▸ What is being asked: Tally the lines containing the word "sine" and give the total alone.

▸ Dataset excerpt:
-- BEGIN --

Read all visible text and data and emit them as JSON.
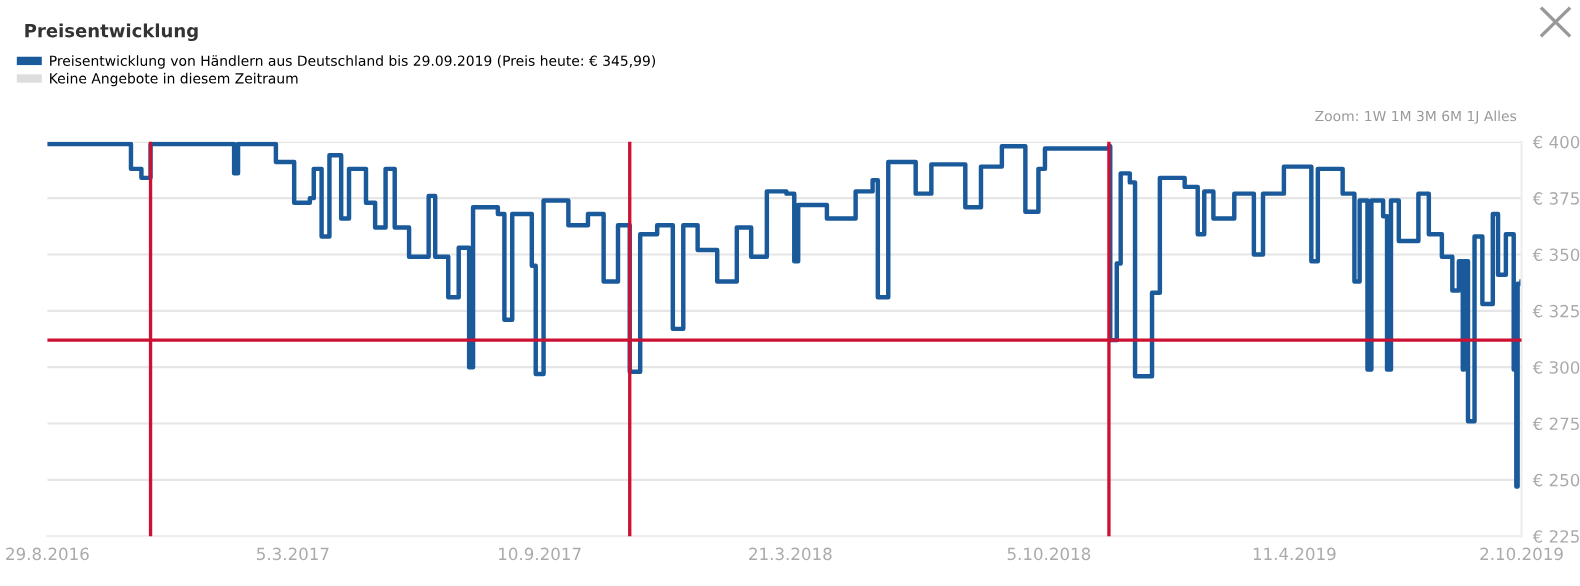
{
  "chart_data": {
    "type": "step",
    "title": "Preisentwicklung",
    "legend": "top left",
    "grid": "y",
    "annotations": [
      "Zoom: 1W 1M 3M 6M 1J Alles"
    ],
    "xlim": [
      "2016-08-29",
      "2019-10-02"
    ],
    "xticks": [
      {
        "value": "2016-08-29",
        "label": "29.8.2016"
      },
      {
        "value": "2017-03-05",
        "label": "5.3.2017"
      },
      {
        "value": "2017-09-10",
        "label": "10.9.2017"
      },
      {
        "value": "2018-03-21",
        "label": "21.3.2018"
      },
      {
        "value": "2018-10-05",
        "label": "5.10.2018"
      },
      {
        "value": "2019-04-11",
        "label": "11.4.2019"
      },
      {
        "value": "2019-10-02",
        "label": "2.10.2019"
      }
    ],
    "ylim": [
      225,
      400
    ],
    "yticks": [
      {
        "value": 225,
        "label": "€ 225"
      },
      {
        "value": 250,
        "label": "€ 250"
      },
      {
        "value": 275,
        "label": "€ 275"
      },
      {
        "value": 300,
        "label": "€ 300"
      },
      {
        "value": 325,
        "label": "€ 325"
      },
      {
        "value": 350,
        "label": "€ 350"
      },
      {
        "value": 375,
        "label": "€ 375"
      },
      {
        "value": 400,
        "label": "€ 400"
      }
    ],
    "ref_lines": [
      {
        "axis": "y",
        "value": 312,
        "label": null,
        "color": "#cc1133"
      },
      {
        "axis": "x",
        "value": "2016-11-16",
        "label": null,
        "color": "#cc1133"
      },
      {
        "axis": "x",
        "value": "2017-11-18",
        "label": null,
        "color": "#cc1133"
      },
      {
        "axis": "x",
        "value": "2018-11-20",
        "label": null,
        "color": "#cc1133"
      }
    ],
    "series": [
      {
        "name": "Preisentwicklung von Händlern aus Deutschland bis 29.09.2019 (Preis heute: € 345,99)",
        "color": "#1a5a9a",
        "x": [
          "2016-08-29",
          "2016-10-29",
          "2016-11-01",
          "2016-11-09",
          "2016-11-16",
          "2017-01-16",
          "2017-01-19",
          "2017-01-22",
          "2017-02-15",
          "2017-02-20",
          "2017-03-06",
          "2017-03-18",
          "2017-03-21",
          "2017-03-27",
          "2017-04-02",
          "2017-04-11",
          "2017-04-17",
          "2017-04-30",
          "2017-05-07",
          "2017-05-15",
          "2017-05-22",
          "2017-06-02",
          "2017-06-17",
          "2017-06-22",
          "2017-07-02",
          "2017-07-10",
          "2017-07-18",
          "2017-07-21",
          "2017-08-09",
          "2017-08-14",
          "2017-08-20",
          "2017-09-04",
          "2017-09-07",
          "2017-09-13",
          "2017-10-02",
          "2017-10-17",
          "2017-10-29",
          "2017-11-09",
          "2017-11-18",
          "2017-11-26",
          "2017-12-09",
          "2017-12-21",
          "2017-12-29",
          "2018-01-09",
          "2018-01-24",
          "2018-02-08",
          "2018-02-19",
          "2018-03-03",
          "2018-03-18",
          "2018-03-24",
          "2018-03-27",
          "2018-04-18",
          "2018-05-10",
          "2018-05-23",
          "2018-05-27",
          "2018-06-04",
          "2018-06-25",
          "2018-07-07",
          "2018-08-02",
          "2018-08-14",
          "2018-08-30",
          "2018-09-17",
          "2018-09-27",
          "2018-10-02",
          "2018-11-20",
          "2018-11-21",
          "2018-11-26",
          "2018-11-29",
          "2018-12-06",
          "2018-12-10",
          "2018-12-22",
          "2018-12-23",
          "2018-12-29",
          "2019-01-17",
          "2019-01-27",
          "2019-02-01",
          "2019-02-08",
          "2019-02-24",
          "2019-03-11",
          "2019-03-18",
          "2019-04-03",
          "2019-04-24",
          "2019-04-29",
          "2019-05-18",
          "2019-05-27",
          "2019-05-31",
          "2019-06-06",
          "2019-06-09",
          "2019-06-18",
          "2019-06-21",
          "2019-06-24",
          "2019-06-30",
          "2019-07-15",
          "2019-07-23",
          "2019-08-02",
          "2019-08-10",
          "2019-08-15",
          "2019-08-18",
          "2019-08-19",
          "2019-08-22",
          "2019-08-27",
          "2019-09-02",
          "2019-09-10",
          "2019-09-14",
          "2019-09-20",
          "2019-09-26",
          "2019-09-28",
          "2019-09-29",
          "2019-10-02"
        ],
        "values": [
          399,
          399,
          388,
          384,
          399,
          399,
          386,
          399,
          399,
          391,
          373,
          375,
          388,
          358,
          394,
          366,
          388,
          373,
          362,
          388,
          362,
          349,
          376,
          349,
          331,
          353,
          300,
          371,
          368,
          321,
          368,
          345,
          297,
          374,
          363,
          368,
          338,
          363,
          298,
          359,
          363,
          317,
          363,
          352,
          338,
          362,
          349,
          378,
          377,
          347,
          372,
          366,
          378,
          383,
          331,
          391,
          377,
          390,
          371,
          389,
          398,
          369,
          388,
          397,
          398,
          312,
          346,
          386,
          382,
          296,
          296,
          333,
          384,
          380,
          359,
          378,
          366,
          377,
          350,
          377,
          389,
          347,
          388,
          377,
          338,
          374,
          299,
          374,
          367,
          299,
          374,
          356,
          377,
          359,
          349,
          334,
          347,
          299,
          347,
          276,
          358,
          328,
          368,
          341,
          359,
          299,
          247,
          337,
          338
        ]
      },
      {
        "name": "Keine Angebote in diesem Zeitraum",
        "color": "#dddddd"
      }
    ]
  }
}
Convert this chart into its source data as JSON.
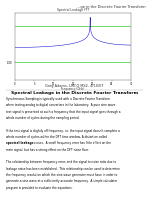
{
  "title_top": "...ge in the Discrete Fourier Transform",
  "author": "Greg Adams, LMCO MS2, 4/10/07",
  "section_title": "Spectral Leakage in the Discrete Fourier Transform",
  "body_text": [
    "Synchronous Sampling is typically used with a Discrete Fourier Transform",
    "when testing analog to digital converters in the laboratory.  A pure sine wave",
    "test signal is presented at such a frequency that the input signal goes through a",
    "whole number of cycles during the sampling period.",
    "",
    "If the test signal is slightly off frequency, i.e. the input signal doesn't complete a",
    "whole number of cycles within the DFT time window, A distortion called",
    "spectral leakage occurs.  A small frequency error has little effect on the",
    "main signal, but has a strong effect on the DFT noise floor.",
    "",
    "The relationship between frequency error, and the signal to noise ratio due to",
    "leakage noise has been established.  This relationship can be used to determine",
    "the frequency resolution which the sine wave generator must have in order to",
    "generate a sine wave at a sufficiently accurate frequency.  A simple calculator",
    "program is provided to evaluate the equations."
  ],
  "bold_phrase": "spectral leakage",
  "background_color": "#ffffff",
  "plot_title": "Spectral Leakage FFT",
  "xlabel": "Frequency (GHz)",
  "line_color_main": "#0000cc",
  "line_color_green1": "#00bb00",
  "line_color_green2": "#00bb00",
  "green_y1": -20,
  "green_y2": -100,
  "ylim": [
    -140,
    10
  ],
  "xlim": [
    0,
    30
  ],
  "ytick_vals": [
    -100
  ],
  "ytick_labels": [
    "-100"
  ],
  "xtick_vals": [
    0,
    5,
    10,
    15,
    20,
    25,
    30
  ],
  "xtick_labels": [
    "0",
    "5",
    "10",
    "15",
    "20",
    "25",
    "30"
  ]
}
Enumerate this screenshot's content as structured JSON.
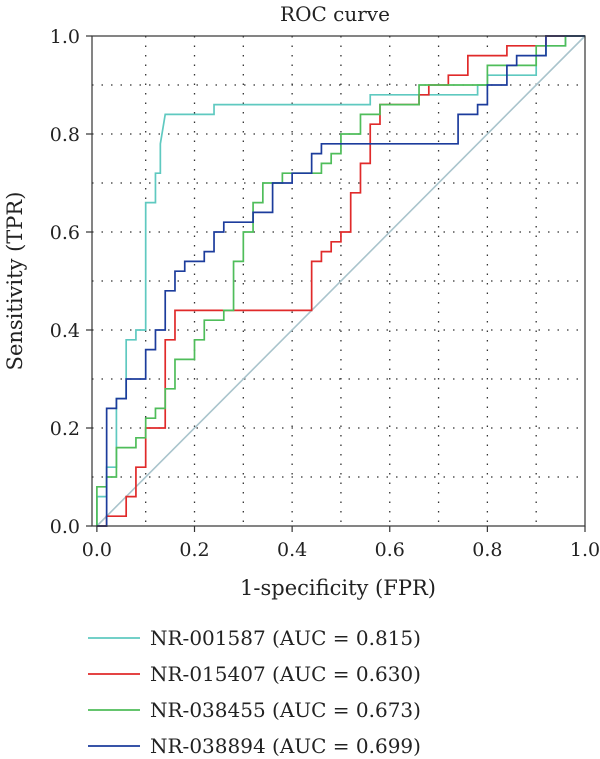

-- END --

▸ Response to this exercise: 3